→ **Problem description**:
Each record below should appear again exactly as written.

→ **Dataset items**:
>>>>
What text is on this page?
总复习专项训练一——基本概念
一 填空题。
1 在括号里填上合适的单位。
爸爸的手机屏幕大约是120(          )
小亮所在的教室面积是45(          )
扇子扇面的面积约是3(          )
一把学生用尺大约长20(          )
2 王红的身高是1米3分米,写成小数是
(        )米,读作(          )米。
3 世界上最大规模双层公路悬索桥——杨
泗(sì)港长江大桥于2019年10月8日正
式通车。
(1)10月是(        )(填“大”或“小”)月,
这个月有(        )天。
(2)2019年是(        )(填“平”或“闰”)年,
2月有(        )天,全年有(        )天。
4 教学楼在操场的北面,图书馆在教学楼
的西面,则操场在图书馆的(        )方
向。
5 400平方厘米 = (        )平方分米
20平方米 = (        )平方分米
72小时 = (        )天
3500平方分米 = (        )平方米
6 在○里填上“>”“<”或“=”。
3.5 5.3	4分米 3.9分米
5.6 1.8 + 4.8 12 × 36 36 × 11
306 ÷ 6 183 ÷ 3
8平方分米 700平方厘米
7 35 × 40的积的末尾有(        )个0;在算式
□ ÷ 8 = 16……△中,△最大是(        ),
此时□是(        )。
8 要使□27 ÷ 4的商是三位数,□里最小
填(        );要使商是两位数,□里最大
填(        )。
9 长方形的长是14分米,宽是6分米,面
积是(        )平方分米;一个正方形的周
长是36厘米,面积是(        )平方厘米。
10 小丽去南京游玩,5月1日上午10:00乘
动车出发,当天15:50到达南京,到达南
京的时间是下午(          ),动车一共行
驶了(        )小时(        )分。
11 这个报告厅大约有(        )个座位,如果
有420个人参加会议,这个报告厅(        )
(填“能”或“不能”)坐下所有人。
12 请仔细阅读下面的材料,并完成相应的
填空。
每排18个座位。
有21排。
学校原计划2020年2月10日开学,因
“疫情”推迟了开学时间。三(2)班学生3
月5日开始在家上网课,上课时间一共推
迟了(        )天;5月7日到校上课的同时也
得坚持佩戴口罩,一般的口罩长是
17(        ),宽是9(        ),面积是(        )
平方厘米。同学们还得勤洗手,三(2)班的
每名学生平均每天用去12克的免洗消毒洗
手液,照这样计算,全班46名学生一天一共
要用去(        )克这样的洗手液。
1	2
<<<<
→ **Result of the task**:
What text is on this page?
总复习专项训练一——基本概念
一 填空题。
1 在括号里填上合适的单位。
爸爸的手机屏幕大约是120(          )
小亮所在的教室面积是45(          )
扇子扇面的面积约是3(          )
一把学生用尺大约长20(          )
2 王红的身高是1米3分米,写成小数是
(        )米,读作(          )米。
3 世界上最大规模双层公路悬索桥——杨
泗(sì)港长江大桥于2019年10月8日正
式通车。
(1)10月是(        )(填“大”或“小”)月,
这个月有(        )天。
(2)2019年是(        )(填“平”或“闰”)年,
2月有(        )天,全年有(        )天。
4 教学楼在操场的北面,图书馆在教学楼
的西面,则操场在图书馆的(        )方
向。
5 400平方厘米 = (        )平方分米
20平方米 = (        )平方分米
72小时 = (        )天
3500平方分米 = (        )平方米
6 在○里填上“>”“<”或“=”。
3.5 5.3	4分米 3.9分米
5.6 1.8 + 4.8 12 × 36 36 × 11
306 ÷ 6 183 ÷ 3
8平方分米 700平方厘米
7 35 × 40的积的末尾有(        )个0;在算式
□ ÷ 8 = 16……△中,△最大是(        ),
此时□是(        )。
8 要使□27 ÷ 4的商是三位数,□里最小
填(        );要使商是两位数,□里最大
填(        )。
9 长方形的长是14分米,宽是6分米,面
积是(        )平方分米;一个正方形的周
长是36厘米,面积是(        )平方厘米。
10 小丽去南京游玩,5月1日上午10:00乘
动车出发,当天15:50到达南京,到达南
京的时间是下午(          ),动车一共行
驶了(        )小时(        )分。
11 这个报告厅大约有(        )个座位,如果
有420个人参加会议,这个报告厅(        )
(填“能”或“不能”)坐下所有人。
12 请仔细阅读下面的材料,并完成相应的
填空。
每排18个座位。
有21排。
学校原计划2020年2月10日开学,因
“疫情”推迟了开学时间。三(2)班学生3
月5日开始在家上网课,上课时间一共推
迟了(        )天;5月7日到校上课的同时也
得坚持佩戴口罩,一般的口罩长是
17(        ),宽是9(        ),面积是(        )
平方厘米。同学们还得勤洗手,三(2)班的
每名学生平均每天用去12克的免洗消毒洗
手液,照这样计算,全班46名学生一天一共
要用去(        )克这样的洗手液。
1	2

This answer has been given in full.